* [Selected passage]:
Guidelines
GUIDELINES
On board the ship, days and nights happen without me noticing the change of light and shadow. The cabin catches me, and I’d the passage of time as I write about the next courses. I’ve developed a kind of thematic index, an inventory of elements and circumstances that will help me maintain the order of ideas. The index is indicative, since as I navigate, the stories alternate according to the interest of the moment. Here is a brief description of its content:
a) – Logbooks
(Where heading, speed, manoeuvres and other navigational adventures are mentioned).
At the time of writing, I understand that things would have been easier if at some point I would record the events with discipline. It was not so, so the reader will have to take these events with great tolerance. At this point, little would contribute to trying to give them a strict chronological order, but perhaps such an order can be intuited as the reading goes on. By the way, I remind you of my rank on this ship: helmsman. I’m just driving. I don’t take orders either. Sometimes I take on the role of a captain and wander in the cellars, delirious because of rum. When I go up to the deck, I cling to the helm and the reality takes on other directions… Then the log becomes a reflection of them.
b) – The seas (Regions in which I sail)
The ship is the same, but the seas I sail vary according to the wind: photography, poetry, painting, crafts, books. From every sea I visited, I barely know its surface and some not too deep stretch. They are too vast to explore them entirety, and since my age does not allow me to undertake such an adventure, I usually sail them or dive its depths up to where I can, and then I change to another region randomly. More details in the course of this journey.
c) – The cabin
Journeys are recorded in a certain place, at a certain time. My cabin allows me privacy and suppression of any task other than to image journeys, then plot a map according to those visions, and drive the ship to a new harbor. Or to just sit on a couch, wandering at the mercy of lazy waves. Or why not, open the window and contemplate the place where the ship is stranded.
d) – Compasses and other instruments.
Compasses, either on land or offshore, are but useless instruments in the hands of a sailor who does not remember spaces or horizons. Thus, there are times when the magnet indicates a course that I cannot glimpse. It is necessary to remain in harbor until winds clear the mist. Which way? Occasionally I lose my compass, and even if I find it later, I don’t know how to interpret it. Magnetic fields, like emotional states, conspired in such a way that there is no rose of the winds capable of guiding me. The sky is a great guide on starry nights, but when the fog hides the stars, one must be the craftsman who designs and builds the devices that can point a course. I also use mechanical and optical instruments that other sailors, pioneers of navigation, manufactured for beginners like me.
e) – Winds and tides.

* [Required work]:
#1 In the guidelines, reproduce word for word everything from "Compasses, either on" down to "beginners like me.".
#2 Decide whether each statement below agrees with the guidelines. Answer yes or no, and quote the deciding words of the text.
(a) The writer's rank on the ship is helmsman.
(b) The writer kept a disciplined record of the events.
(c) Poetry and painting are among the seas the writer sails.
#3 Answer these short questions from the guidelines.
(a) What role does the writer sometimes take on when wandering in the cellars?
(b) Besides suppressing other tasks, what does the cabin allow the writer?
(c) What is a great guide on starry nights?

* [Supplied entries]:
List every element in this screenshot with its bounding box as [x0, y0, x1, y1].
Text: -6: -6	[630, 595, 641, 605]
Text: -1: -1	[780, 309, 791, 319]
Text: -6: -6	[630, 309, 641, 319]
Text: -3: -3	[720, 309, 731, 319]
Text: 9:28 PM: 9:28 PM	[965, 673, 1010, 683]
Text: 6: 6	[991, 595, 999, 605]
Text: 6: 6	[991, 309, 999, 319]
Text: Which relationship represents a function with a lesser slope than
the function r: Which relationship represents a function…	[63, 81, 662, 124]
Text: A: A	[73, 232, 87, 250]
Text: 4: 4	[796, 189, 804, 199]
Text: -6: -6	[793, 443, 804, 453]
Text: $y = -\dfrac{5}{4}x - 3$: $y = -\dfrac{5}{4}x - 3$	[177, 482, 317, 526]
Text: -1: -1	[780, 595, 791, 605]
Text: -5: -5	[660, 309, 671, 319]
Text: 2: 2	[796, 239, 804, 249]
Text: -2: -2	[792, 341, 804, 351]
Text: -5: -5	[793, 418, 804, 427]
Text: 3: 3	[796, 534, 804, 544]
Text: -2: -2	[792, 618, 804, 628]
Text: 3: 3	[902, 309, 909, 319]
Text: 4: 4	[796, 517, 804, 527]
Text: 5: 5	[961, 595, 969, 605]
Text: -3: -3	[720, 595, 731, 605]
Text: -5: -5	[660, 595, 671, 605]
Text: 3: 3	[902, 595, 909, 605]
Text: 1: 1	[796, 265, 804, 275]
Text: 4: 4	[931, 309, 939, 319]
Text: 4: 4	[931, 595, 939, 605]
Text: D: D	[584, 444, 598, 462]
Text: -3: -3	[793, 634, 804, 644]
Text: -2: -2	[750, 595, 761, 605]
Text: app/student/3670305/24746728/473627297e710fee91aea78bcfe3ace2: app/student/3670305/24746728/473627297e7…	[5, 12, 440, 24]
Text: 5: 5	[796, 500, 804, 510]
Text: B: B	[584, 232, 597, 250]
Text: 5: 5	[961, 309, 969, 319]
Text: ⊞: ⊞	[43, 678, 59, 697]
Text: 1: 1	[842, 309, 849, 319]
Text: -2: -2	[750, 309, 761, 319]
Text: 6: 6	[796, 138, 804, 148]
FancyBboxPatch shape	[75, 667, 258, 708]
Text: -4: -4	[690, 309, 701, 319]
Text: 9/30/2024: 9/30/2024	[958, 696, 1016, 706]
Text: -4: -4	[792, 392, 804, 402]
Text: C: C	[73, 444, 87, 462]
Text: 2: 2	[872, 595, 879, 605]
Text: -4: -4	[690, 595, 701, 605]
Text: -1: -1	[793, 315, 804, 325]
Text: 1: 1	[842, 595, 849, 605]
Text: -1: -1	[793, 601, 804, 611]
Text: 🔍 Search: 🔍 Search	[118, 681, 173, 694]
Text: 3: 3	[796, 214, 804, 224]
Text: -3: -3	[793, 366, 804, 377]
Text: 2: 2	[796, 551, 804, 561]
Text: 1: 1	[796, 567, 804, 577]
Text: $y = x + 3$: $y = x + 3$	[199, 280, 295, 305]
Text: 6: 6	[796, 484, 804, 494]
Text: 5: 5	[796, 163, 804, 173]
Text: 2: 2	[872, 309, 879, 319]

* [Task results]:
#1
Compasses, either on land or offshore, are but useless instruments in the hands of a sailor who does not remember spaces or horizons. Thus, there are times when the magnet indicates a course that I cannot glimpse. It is necessary to remain in harbor until winds clear the mist. Which way? Occasionally I lose my compass, and even if I find it later, I don’t know how to interpret it. Magnetic fields, like emotional states, conspired in such a way that there is no rose of the winds capable of guiding me. The sky is a great guide on starry nights, but when the fog hides the stars, one must be the craftsman who designs and builds the devices that can point a course. I also use mechanical and optical instruments that other sailors, pioneers of navigation, manufactured for beginners like me.

#2
(a) Yes: "I remind you of my rank on this ship: helmsman."
(b) No: "things would have been easier if at some point I would record the events with discipline. It was not so"
(c) Yes: "the seas I sail vary according to the wind: photography, poetry, painting, crafts, books."

#3
(a) The role of a captain.
(b) Privacy.
(c) The sky.